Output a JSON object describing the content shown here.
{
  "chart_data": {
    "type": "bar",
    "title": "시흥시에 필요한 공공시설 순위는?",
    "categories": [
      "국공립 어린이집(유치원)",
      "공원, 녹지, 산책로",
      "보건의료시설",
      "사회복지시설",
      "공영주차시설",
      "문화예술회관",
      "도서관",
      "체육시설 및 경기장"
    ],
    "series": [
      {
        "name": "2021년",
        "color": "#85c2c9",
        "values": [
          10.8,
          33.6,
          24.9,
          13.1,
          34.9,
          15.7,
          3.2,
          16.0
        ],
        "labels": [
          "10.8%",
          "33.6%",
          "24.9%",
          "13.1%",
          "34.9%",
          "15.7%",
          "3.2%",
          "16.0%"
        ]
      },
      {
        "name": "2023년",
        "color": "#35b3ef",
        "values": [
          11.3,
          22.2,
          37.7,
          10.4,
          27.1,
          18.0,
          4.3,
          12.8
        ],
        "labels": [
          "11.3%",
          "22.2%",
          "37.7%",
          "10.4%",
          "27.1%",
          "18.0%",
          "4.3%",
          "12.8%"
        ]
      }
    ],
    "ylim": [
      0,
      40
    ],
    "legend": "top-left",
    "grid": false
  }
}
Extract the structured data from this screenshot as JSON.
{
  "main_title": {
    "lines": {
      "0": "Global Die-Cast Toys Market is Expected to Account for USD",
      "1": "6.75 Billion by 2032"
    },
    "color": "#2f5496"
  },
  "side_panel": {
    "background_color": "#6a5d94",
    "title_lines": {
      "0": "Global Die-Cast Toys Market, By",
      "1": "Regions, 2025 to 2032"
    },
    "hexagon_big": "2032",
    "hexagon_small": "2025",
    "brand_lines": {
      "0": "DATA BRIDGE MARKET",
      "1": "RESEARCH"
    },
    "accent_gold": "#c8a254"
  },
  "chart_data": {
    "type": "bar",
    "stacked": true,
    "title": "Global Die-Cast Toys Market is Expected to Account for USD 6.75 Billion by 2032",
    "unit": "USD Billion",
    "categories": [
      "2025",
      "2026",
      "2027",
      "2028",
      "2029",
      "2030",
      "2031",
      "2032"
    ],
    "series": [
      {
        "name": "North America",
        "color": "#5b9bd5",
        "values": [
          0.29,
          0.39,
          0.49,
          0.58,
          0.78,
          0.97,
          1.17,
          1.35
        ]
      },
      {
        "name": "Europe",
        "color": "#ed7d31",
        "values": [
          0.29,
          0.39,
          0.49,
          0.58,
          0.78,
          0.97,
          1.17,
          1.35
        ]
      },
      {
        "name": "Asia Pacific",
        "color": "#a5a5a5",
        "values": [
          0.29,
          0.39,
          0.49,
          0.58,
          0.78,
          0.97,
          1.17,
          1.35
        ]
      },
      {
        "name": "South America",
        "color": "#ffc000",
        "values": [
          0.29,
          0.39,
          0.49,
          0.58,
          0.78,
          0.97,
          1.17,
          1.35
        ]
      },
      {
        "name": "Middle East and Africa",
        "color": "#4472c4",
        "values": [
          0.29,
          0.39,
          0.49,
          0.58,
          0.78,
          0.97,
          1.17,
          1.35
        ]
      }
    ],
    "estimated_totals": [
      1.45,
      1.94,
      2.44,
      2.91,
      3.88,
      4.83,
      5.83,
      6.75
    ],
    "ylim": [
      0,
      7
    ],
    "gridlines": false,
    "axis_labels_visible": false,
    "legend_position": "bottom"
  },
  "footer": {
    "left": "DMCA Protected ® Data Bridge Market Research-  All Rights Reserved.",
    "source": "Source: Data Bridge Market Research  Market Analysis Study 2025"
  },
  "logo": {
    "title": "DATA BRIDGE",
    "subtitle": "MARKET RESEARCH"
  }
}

++++++

> [Aim of the task] Take the entries and copy them out exactly.

> [Result of the task]
Output a JSON object describing the content shown here.
{
  "chart_data": {
    "type": "bar",
    "title": "시흥시에 필요한 공공시설 순위는?",
    "categories": [
      "국공립 어린이집(유치원)",
      "공원, 녹지, 산책로",
      "보건의료시설",
      "사회복지시설",
      "공영주차시설",
      "문화예술회관",
      "도서관",
      "체육시설 및 경기장"
    ],
    "series": [
      {
        "name": "2021년",
        "color": "#85c2c9",
        "values": [
          10.8,
          33.6,
          24.9,
          13.1,
          34.9,
          15.7,
          3.2,
          16.0
        ],
        "labels": [
          "10.8%",
          "33.6%",
          "24.9%",
          "13.1%",
          "34.9%",
          "15.7%",
          "3.2%",
          "16.0%"
        ]
      },
      {
        "name": "2023년",
        "color": "#35b3ef",
        "values": [
          11.3,
          22.2,
          37.7,
          10.4,
          27.1,
          18.0,
          4.3,
          12.8
        ],
        "labels": [
          "11.3%",
          "22.2%",
          "37.7%",
          "10.4%",
          "27.1%",
          "18.0%",
          "4.3%",
          "12.8%"
        ]
      }
    ],
    "ylim": [
      0,
      40
    ],
    "legend": "top-left",
    "grid": false
  }
}
Extract the structured data from this screenshot as JSON.
{
  "main_title": {
    "lines": {
      "0": "Global Die-Cast Toys Market is Expected to Account for USD",
      "1": "6.75 Billion by 2032"
    },
    "color": "#2f5496"
  },
  "side_panel": {
    "background_color": "#6a5d94",
    "title_lines": {
      "0": "Global Die-Cast Toys Market, By",
      "1": "Regions, 2025 to 2032"
    },
    "hexagon_big": "2032",
    "hexagon_small": "2025",
    "brand_lines": {
      "0": "DATA BRIDGE MARKET",
      "1": "RESEARCH"
    },
    "accent_gold": "#c8a254"
  },
  "chart_data": {
    "type": "bar",
    "stacked": true,
    "title": "Global Die-Cast Toys Market is Expected to Account for USD 6.75 Billion by 2032",
    "unit": "USD Billion",
    "categories": [
      "2025",
      "2026",
      "2027",
      "2028",
      "2029",
      "2030",
      "2031",
      "2032"
    ],
    "series": [
      {
        "name": "North America",
        "color": "#5b9bd5",
        "values": [
          0.29,
          0.39,
          0.49,
          0.58,
          0.78,
          0.97,
          1.17,
          1.35
        ]
      },
      {
        "name": "Europe",
        "color": "#ed7d31",
        "values": [
          0.29,
          0.39,
          0.49,
          0.58,
          0.78,
          0.97,
          1.17,
          1.35
        ]
      },
      {
        "name": "Asia Pacific",
        "color": "#a5a5a5",
        "values": [
          0.29,
          0.39,
          0.49,
          0.58,
          0.78,
          0.97,
          1.17,
          1.35
        ]
      },
      {
        "name": "South America",
        "color": "#ffc000",
        "values": [
          0.29,
          0.39,
          0.49,
          0.58,
          0.78,
          0.97,
          1.17,
          1.35
        ]
      },
      {
        "name": "Middle East and Africa",
        "color": "#4472c4",
        "values": [
          0.29,
          0.39,
          0.49,
          0.58,
          0.78,
          0.97,
          1.17,
          1.35
        ]
      }
    ],
    "estimated_totals": [
      1.45,
      1.94,
      2.44,
      2.91,
      3.88,
      4.83,
      5.83,
      6.75
    ],
    "ylim": [
      0,
      7
    ],
    "gridlines": false,
    "axis_labels_visible": false,
    "legend_position": "bottom"
  },
  "footer": {
    "left": "DMCA Protected ® Data Bridge Market Research-  All Rights Reserved.",
    "source": "Source: Data Bridge Market Research  Market Analysis Study 2025"
  },
  "logo": {
    "title": "DATA BRIDGE",
    "subtitle": "MARKET RESEARCH"
  }
}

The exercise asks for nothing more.